- [Exercise goal]: Can you print every record below exactly as written?
┏━━
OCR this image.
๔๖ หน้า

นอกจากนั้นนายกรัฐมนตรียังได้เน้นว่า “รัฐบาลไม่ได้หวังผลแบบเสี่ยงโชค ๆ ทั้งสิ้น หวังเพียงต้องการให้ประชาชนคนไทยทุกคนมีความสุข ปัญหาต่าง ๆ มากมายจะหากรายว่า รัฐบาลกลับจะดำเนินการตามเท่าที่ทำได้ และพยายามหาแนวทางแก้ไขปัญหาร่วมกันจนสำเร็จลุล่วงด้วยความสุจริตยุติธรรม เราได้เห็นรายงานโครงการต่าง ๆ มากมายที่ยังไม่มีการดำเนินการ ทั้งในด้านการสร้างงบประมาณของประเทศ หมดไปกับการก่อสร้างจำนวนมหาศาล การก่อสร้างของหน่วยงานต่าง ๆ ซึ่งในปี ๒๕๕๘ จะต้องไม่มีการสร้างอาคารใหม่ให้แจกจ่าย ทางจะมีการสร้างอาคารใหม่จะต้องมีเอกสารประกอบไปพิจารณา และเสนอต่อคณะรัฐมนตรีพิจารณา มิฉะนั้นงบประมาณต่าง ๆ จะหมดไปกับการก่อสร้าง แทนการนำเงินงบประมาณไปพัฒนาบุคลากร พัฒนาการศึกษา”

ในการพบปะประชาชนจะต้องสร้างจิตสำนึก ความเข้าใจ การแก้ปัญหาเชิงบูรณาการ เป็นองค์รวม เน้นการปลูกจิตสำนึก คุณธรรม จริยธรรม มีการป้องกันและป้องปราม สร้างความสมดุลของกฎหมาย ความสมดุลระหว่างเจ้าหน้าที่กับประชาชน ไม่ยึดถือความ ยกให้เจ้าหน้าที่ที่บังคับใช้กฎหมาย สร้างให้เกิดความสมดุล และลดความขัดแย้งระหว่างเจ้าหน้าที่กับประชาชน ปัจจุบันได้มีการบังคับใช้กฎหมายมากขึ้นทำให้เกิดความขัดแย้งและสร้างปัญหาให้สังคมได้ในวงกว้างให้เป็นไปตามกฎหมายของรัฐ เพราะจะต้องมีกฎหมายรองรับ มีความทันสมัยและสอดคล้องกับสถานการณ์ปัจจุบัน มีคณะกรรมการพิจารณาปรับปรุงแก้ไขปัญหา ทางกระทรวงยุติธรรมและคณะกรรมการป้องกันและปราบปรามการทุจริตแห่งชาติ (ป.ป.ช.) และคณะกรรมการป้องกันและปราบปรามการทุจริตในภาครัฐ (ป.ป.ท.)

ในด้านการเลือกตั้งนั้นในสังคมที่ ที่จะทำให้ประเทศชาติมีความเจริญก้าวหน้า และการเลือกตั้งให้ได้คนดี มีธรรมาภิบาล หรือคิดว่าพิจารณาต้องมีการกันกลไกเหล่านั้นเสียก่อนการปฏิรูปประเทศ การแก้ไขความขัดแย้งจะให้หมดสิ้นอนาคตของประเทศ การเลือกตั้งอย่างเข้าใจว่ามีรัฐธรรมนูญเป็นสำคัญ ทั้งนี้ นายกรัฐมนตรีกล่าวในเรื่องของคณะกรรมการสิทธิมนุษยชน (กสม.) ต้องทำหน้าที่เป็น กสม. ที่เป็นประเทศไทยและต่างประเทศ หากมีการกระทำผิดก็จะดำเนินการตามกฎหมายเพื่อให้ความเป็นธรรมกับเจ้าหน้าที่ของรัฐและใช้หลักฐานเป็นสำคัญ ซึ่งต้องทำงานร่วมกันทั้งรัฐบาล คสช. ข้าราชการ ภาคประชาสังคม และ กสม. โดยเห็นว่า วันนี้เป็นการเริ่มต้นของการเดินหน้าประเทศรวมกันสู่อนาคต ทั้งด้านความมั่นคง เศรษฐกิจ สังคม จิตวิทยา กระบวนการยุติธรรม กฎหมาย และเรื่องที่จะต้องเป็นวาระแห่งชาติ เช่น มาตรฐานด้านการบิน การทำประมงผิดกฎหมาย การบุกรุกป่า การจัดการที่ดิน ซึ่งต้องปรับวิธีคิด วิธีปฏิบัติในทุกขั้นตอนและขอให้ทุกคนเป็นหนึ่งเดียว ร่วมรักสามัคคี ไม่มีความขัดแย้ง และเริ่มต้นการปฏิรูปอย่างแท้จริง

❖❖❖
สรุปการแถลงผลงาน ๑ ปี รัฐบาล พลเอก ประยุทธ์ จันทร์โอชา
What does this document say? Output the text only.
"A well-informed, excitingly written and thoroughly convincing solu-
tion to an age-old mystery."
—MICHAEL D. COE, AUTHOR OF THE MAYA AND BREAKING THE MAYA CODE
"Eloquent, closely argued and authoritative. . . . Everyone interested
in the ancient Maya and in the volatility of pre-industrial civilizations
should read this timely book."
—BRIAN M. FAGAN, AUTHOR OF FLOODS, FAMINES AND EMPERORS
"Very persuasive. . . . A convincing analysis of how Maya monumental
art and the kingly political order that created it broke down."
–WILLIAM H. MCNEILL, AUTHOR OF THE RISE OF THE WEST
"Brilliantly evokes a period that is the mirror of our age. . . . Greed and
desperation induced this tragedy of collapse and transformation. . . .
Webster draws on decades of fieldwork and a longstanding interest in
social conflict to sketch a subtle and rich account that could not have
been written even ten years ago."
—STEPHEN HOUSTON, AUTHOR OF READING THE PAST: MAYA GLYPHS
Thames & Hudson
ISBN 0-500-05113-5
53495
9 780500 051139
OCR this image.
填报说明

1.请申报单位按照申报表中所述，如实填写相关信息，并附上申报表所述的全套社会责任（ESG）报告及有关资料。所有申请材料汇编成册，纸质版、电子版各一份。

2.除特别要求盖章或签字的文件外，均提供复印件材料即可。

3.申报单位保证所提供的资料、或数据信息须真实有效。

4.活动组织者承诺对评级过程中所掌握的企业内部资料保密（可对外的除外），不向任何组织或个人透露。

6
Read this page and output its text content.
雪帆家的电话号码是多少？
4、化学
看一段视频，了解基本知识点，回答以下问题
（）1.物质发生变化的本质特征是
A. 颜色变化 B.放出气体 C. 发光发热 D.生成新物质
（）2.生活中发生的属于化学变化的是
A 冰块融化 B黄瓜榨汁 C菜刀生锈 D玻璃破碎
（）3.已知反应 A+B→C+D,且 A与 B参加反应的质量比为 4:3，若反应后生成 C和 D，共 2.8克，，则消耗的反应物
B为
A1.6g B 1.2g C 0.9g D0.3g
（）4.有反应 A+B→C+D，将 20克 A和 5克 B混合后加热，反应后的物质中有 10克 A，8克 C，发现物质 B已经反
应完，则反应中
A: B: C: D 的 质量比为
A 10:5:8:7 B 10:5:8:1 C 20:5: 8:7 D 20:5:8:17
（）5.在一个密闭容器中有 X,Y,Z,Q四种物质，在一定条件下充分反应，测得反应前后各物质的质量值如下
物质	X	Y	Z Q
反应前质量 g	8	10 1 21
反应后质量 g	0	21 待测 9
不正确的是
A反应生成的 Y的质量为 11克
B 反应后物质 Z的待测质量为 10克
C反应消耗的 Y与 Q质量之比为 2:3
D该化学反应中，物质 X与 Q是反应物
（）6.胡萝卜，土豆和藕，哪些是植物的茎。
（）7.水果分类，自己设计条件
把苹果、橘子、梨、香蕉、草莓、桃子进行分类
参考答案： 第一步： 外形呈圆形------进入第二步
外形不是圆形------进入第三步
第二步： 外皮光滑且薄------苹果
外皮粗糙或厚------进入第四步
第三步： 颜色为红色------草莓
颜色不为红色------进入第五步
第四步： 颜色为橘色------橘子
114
┗━━
- [Correct answer]:
OCR this image.
๔๖ หน้า

นอกจากนั้นนายกรัฐมนตรียังได้เน้นว่า “รัฐบาลไม่ได้หวังผลแบบเสี่ยงโชค ๆ ทั้งสิ้น หวังเพียงต้องการให้ประชาชนคนไทยทุกคนมีความสุข ปัญหาต่าง ๆ มากมายจะหากรายว่า รัฐบาลกลับจะดำเนินการตามเท่าที่ทำได้ และพยายามหาแนวทางแก้ไขปัญหาร่วมกันจนสำเร็จลุล่วงด้วยความสุจริตยุติธรรม เราได้เห็นรายงานโครงการต่าง ๆ มากมายที่ยังไม่มีการดำเนินการ ทั้งในด้านการสร้างงบประมาณของประเทศ หมดไปกับการก่อสร้างจำนวนมหาศาล การก่อสร้างของหน่วยงานต่าง ๆ ซึ่งในปี ๒๕๕๘ จะต้องไม่มีการสร้างอาคารใหม่ให้แจกจ่าย ทางจะมีการสร้างอาคารใหม่จะต้องมีเอกสารประกอบไปพิจารณา และเสนอต่อคณะรัฐมนตรีพิจารณา มิฉะนั้นงบประมาณต่าง ๆ จะหมดไปกับการก่อสร้าง แทนการนำเงินงบประมาณไปพัฒนาบุคลากร พัฒนาการศึกษา”

ในการพบปะประชาชนจะต้องสร้างจิตสำนึก ความเข้าใจ การแก้ปัญหาเชิงบูรณาการ เป็นองค์รวม เน้นการปลูกจิตสำนึก คุณธรรม จริยธรรม มีการป้องกันและป้องปราม สร้างความสมดุลของกฎหมาย ความสมดุลระหว่างเจ้าหน้าที่กับประชาชน ไม่ยึดถือความ ยกให้เจ้าหน้าที่ที่บังคับใช้กฎหมาย สร้างให้เกิดความสมดุล และลดความขัดแย้งระหว่างเจ้าหน้าที่กับประชาชน ปัจจุบันได้มีการบังคับใช้กฎหมายมากขึ้นทำให้เกิดความขัดแย้งและสร้างปัญหาให้สังคมได้ในวงกว้างให้เป็นไปตามกฎหมายของรัฐ เพราะจะต้องมีกฎหมายรองรับ มีความทันสมัยและสอดคล้องกับสถานการณ์ปัจจุบัน มีคณะกรรมการพิจารณาปรับปรุงแก้ไขปัญหา ทางกระทรวงยุติธรรมและคณะกรรมการป้องกันและปราบปรามการทุจริตแห่งชาติ (ป.ป.ช.) และคณะกรรมการป้องกันและปราบปรามการทุจริตในภาครัฐ (ป.ป.ท.)

ในด้านการเลือกตั้งนั้นในสังคมที่ ที่จะทำให้ประเทศชาติมีความเจริญก้าวหน้า และการเลือกตั้งให้ได้คนดี มีธรรมาภิบาล หรือคิดว่าพิจารณาต้องมีการกันกลไกเหล่านั้นเสียก่อนการปฏิรูปประเทศ การแก้ไขความขัดแย้งจะให้หมดสิ้นอนาคตของประเทศ การเลือกตั้งอย่างเข้าใจว่ามีรัฐธรรมนูญเป็นสำคัญ ทั้งนี้ นายกรัฐมนตรีกล่าวในเรื่องของคณะกรรมการสิทธิมนุษยชน (กสม.) ต้องทำหน้าที่เป็น กสม. ที่เป็นประเทศไทยและต่างประเทศ หากมีการกระทำผิดก็จะดำเนินการตามกฎหมายเพื่อให้ความเป็นธรรมกับเจ้าหน้าที่ของรัฐและใช้หลักฐานเป็นสำคัญ ซึ่งต้องทำงานร่วมกันทั้งรัฐบาล คสช. ข้าราชการ ภาคประชาสังคม และ กสม. โดยเห็นว่า วันนี้เป็นการเริ่มต้นของการเดินหน้าประเทศรวมกันสู่อนาคต ทั้งด้านความมั่นคง เศรษฐกิจ สังคม จิตวิทยา กระบวนการยุติธรรม กฎหมาย และเรื่องที่จะต้องเป็นวาระแห่งชาติ เช่น มาตรฐานด้านการบิน การทำประมงผิดกฎหมาย การบุกรุกป่า การจัดการที่ดิน ซึ่งต้องปรับวิธีคิด วิธีปฏิบัติในทุกขั้นตอนและขอให้ทุกคนเป็นหนึ่งเดียว ร่วมรักสามัคคี ไม่มีความขัดแย้ง และเริ่มต้นการปฏิรูปอย่างแท้จริง

❖❖❖
สรุปการแถลงผลงาน ๑ ปี รัฐบาล พลเอก ประยุทธ์ จันทร์โอชา
What does this document say? Output the text only.
"A well-informed, excitingly written and thoroughly convincing solu-
tion to an age-old mystery."
—MICHAEL D. COE, AUTHOR OF THE MAYA AND BREAKING THE MAYA CODE
"Eloquent, closely argued and authoritative. . . . Everyone interested
in the ancient Maya and in the volatility of pre-industrial civilizations
should read this timely book."
—BRIAN M. FAGAN, AUTHOR OF FLOODS, FAMINES AND EMPERORS
"Very persuasive. . . . A convincing analysis of how Maya monumental
art and the kingly political order that created it broke down."
–WILLIAM H. MCNEILL, AUTHOR OF THE RISE OF THE WEST
"Brilliantly evokes a period that is the mirror of our age. . . . Greed and
desperation induced this tragedy of collapse and transformation. . . .
Webster draws on decades of fieldwork and a longstanding interest in
social conflict to sketch a subtle and rich account that could not have
been written even ten years ago."
—STEPHEN HOUSTON, AUTHOR OF READING THE PAST: MAYA GLYPHS
Thames & Hudson
ISBN 0-500-05113-5
53495
9 780500 051139
OCR this image.
填报说明

1.请申报单位按照申报表中所述，如实填写相关信息，并附上申报表所述的全套社会责任（ESG）报告及有关资料。所有申请材料汇编成册，纸质版、电子版各一份。

2.除特别要求盖章或签字的文件外，均提供复印件材料即可。

3.申报单位保证所提供的资料、或数据信息须真实有效。

4.活动组织者承诺对评级过程中所掌握的企业内部资料保密（可对外的除外），不向任何组织或个人透露。

6
Read this page and output its text content.
雪帆家的电话号码是多少？
4、化学
看一段视频，了解基本知识点，回答以下问题
（）1.物质发生变化的本质特征是
A. 颜色变化 B.放出气体 C. 发光发热 D.生成新物质
（）2.生活中发生的属于化学变化的是
A 冰块融化 B黄瓜榨汁 C菜刀生锈 D玻璃破碎
（）3.已知反应 A+B→C+D,且 A与 B参加反应的质量比为 4:3，若反应后生成 C和 D，共 2.8克，，则消耗的反应物
B为
A1.6g B 1.2g C 0.9g D0.3g
（）4.有反应 A+B→C+D，将 20克 A和 5克 B混合后加热，反应后的物质中有 10克 A，8克 C，发现物质 B已经反
应完，则反应中
A: B: C: D 的 质量比为
A 10:5:8:7 B 10:5:8:1 C 20:5: 8:7 D 20:5:8:17
（）5.在一个密闭容器中有 X,Y,Z,Q四种物质，在一定条件下充分反应，测得反应前后各物质的质量值如下
物质	X	Y	Z Q
反应前质量 g	8	10 1 21
反应后质量 g	0	21 待测 9
不正确的是
A反应生成的 Y的质量为 11克
B 反应后物质 Z的待测质量为 10克
C反应消耗的 Y与 Q质量之比为 2:3
D该化学反应中，物质 X与 Q是反应物
（）6.胡萝卜，土豆和藕，哪些是植物的茎。
（）7.水果分类，自己设计条件
把苹果、橘子、梨、香蕉、草莓、桃子进行分类
参考答案： 第一步： 外形呈圆形------进入第二步
外形不是圆形------进入第三步
第二步： 外皮光滑且薄------苹果
外皮粗糙或厚------进入第四步
第三步： 颜色为红色------草莓
颜色不为红色------进入第五步
第四步： 颜色为橘色------橘子
114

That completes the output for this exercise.